**WHAT IS NEEDED:** Find every line of the listing below where "如区块链" appears, and copy it.

(Data items)
***

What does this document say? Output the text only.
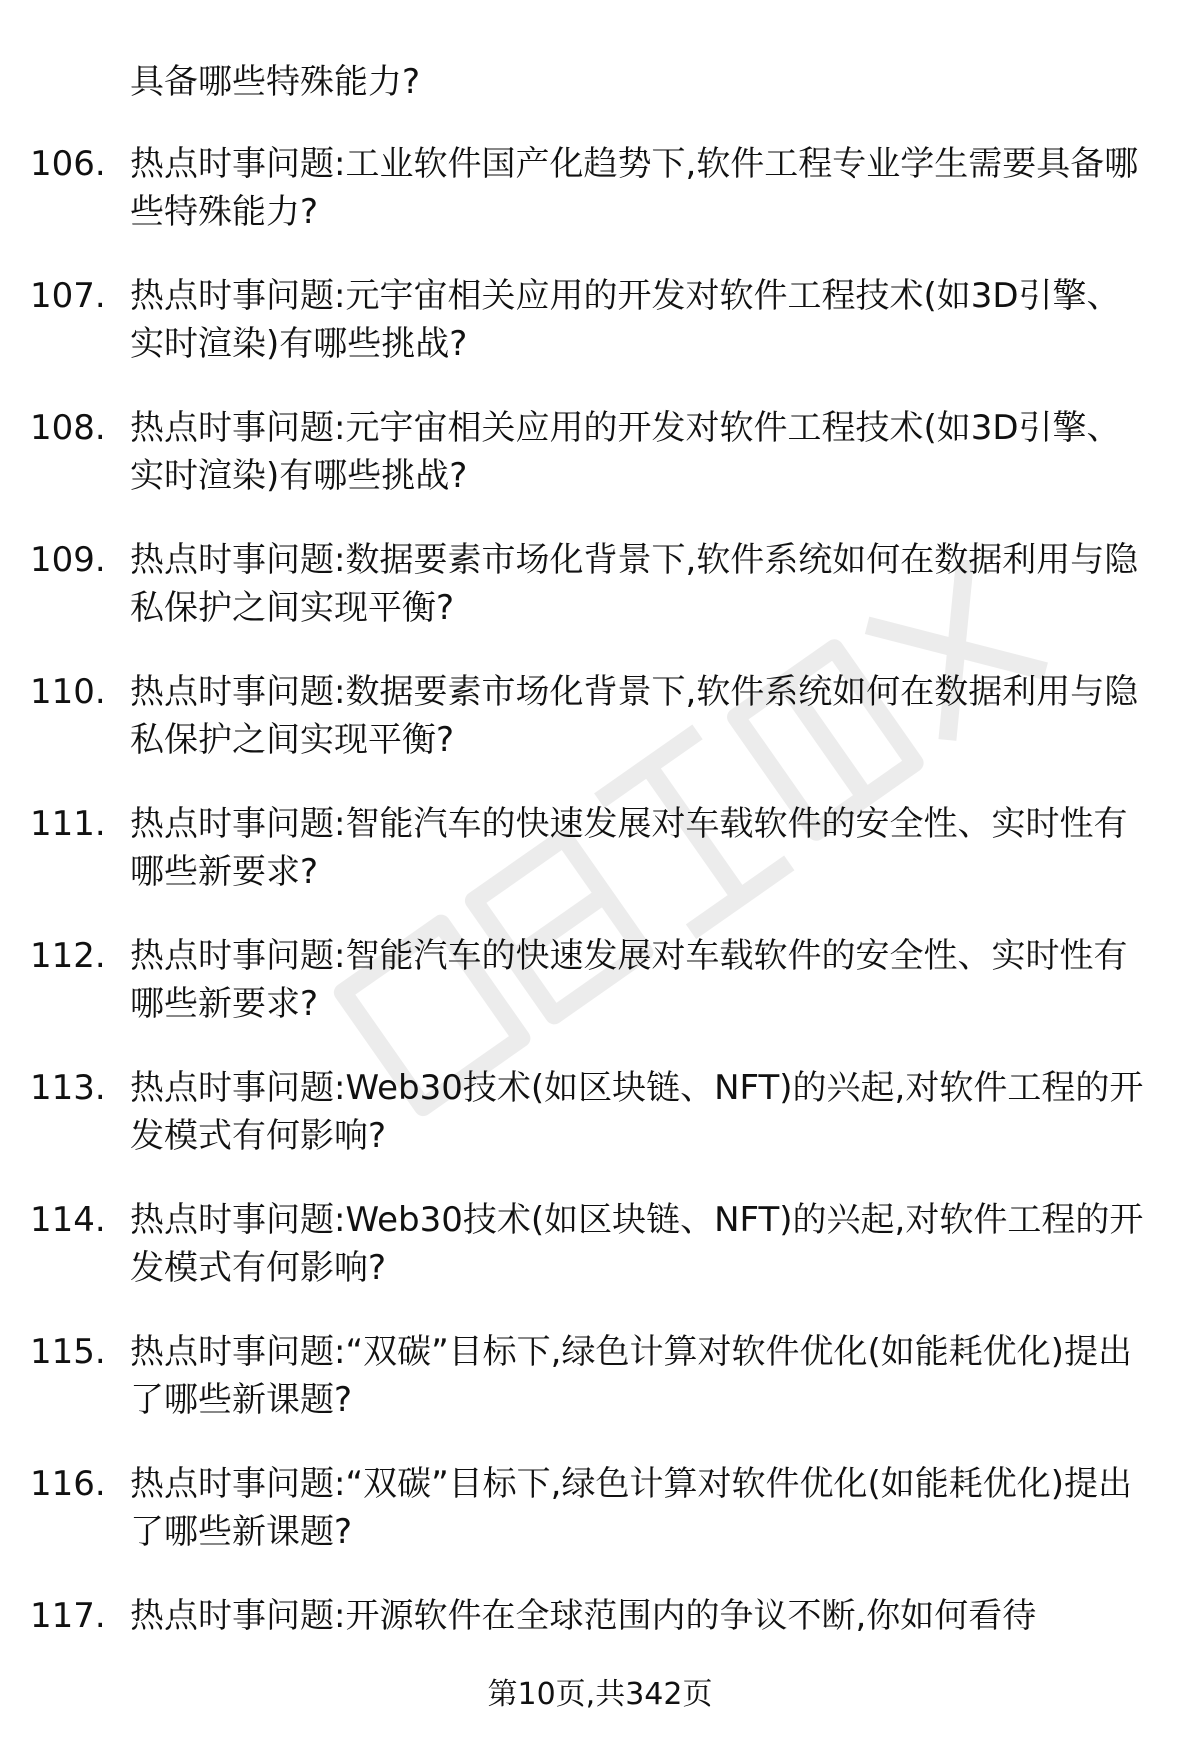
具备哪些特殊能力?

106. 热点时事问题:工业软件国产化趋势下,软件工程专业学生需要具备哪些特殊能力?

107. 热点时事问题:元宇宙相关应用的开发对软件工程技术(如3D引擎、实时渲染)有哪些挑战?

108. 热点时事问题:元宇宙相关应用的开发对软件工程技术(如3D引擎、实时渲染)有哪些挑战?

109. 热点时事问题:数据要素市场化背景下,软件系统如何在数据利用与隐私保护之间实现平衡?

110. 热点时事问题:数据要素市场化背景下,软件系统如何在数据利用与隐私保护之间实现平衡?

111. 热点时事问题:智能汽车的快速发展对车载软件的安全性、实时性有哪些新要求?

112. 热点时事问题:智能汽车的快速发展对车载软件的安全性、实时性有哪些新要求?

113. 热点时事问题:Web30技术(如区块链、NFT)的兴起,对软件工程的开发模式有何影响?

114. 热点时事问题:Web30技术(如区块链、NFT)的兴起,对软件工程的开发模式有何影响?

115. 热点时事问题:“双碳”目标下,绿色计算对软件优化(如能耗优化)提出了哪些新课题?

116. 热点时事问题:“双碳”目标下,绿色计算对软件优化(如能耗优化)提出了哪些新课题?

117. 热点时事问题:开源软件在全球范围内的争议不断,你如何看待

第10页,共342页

***

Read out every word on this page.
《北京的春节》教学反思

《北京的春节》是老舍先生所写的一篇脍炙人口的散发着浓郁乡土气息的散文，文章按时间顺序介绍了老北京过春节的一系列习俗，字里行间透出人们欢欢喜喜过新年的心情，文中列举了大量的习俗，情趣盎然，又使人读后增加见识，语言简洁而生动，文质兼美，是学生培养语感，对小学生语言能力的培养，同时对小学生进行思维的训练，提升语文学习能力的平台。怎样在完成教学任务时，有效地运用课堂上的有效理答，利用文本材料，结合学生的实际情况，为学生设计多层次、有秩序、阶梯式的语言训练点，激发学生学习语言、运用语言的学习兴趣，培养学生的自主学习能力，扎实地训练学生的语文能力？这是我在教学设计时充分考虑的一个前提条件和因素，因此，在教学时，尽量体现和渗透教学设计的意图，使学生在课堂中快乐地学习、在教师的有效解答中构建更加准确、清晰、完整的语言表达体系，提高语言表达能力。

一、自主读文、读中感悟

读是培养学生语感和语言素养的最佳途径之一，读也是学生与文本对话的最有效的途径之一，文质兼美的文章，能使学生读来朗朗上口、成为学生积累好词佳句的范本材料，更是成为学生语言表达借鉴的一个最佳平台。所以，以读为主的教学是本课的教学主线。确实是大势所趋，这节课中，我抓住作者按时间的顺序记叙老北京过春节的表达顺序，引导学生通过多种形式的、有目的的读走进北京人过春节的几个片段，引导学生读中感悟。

***

**RESPONSE FOR THIS EXERCISE:**
113. 热点时事问题:Web30技术(如区块链、NFT)的兴起,对软件工程的开发模式有何影响?
114. 热点时事问题:Web30技术(如区块链、NFT)的兴起,对软件工程的开发模式有何影响?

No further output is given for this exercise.